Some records
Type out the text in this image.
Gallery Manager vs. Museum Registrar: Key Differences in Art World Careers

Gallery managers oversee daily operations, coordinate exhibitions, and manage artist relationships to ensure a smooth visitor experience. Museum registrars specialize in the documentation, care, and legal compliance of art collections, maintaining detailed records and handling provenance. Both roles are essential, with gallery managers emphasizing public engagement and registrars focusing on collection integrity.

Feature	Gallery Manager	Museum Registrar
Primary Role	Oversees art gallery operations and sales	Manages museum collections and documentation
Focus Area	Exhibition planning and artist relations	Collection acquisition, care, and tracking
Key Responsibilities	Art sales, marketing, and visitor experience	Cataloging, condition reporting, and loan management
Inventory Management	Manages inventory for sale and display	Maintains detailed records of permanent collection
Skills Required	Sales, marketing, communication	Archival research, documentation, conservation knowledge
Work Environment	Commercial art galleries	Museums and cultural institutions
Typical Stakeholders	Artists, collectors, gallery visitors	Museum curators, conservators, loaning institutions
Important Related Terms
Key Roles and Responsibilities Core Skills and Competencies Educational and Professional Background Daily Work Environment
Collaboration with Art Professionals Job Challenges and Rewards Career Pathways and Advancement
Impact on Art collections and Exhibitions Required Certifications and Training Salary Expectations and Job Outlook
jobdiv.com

• **Goal**:
Your task is to output the full set of records exactly as presented.

• **Task output**:
Type out the text in this image.
Gallery Manager vs. Museum Registrar: Key Differences in Art World Careers

Gallery managers oversee daily operations, coordinate exhibitions, and manage artist relationships to ensure a smooth visitor experience. Museum registrars specialize in the documentation, care, and legal compliance of art collections, maintaining detailed records and handling provenance. Both roles are essential, with gallery managers emphasizing public engagement and registrars focusing on collection integrity.

Feature	Gallery Manager	Museum Registrar
Primary Role	Oversees art gallery operations and sales	Manages museum collections and documentation
Focus Area	Exhibition planning and artist relations	Collection acquisition, care, and tracking
Key Responsibilities	Art sales, marketing, and visitor experience	Cataloging, condition reporting, and loan management
Inventory Management	Manages inventory for sale and display	Maintains detailed records of permanent collection
Skills Required	Sales, marketing, communication	Archival research, documentation, conservation knowledge
Work Environment	Commercial art galleries	Museums and cultural institutions
Typical Stakeholders	Artists, collectors, gallery visitors	Museum curators, conservators, loaning institutions
Important Related Terms
Key Roles and Responsibilities Core Skills and Competencies Educational and Professional Background Daily Work Environment
Collaboration with Art Professionals Job Challenges and Rewards Career Pathways and Advancement
Impact on Art collections and Exhibitions Required Certifications and Training Salary Expectations and Job Outlook
jobdiv.com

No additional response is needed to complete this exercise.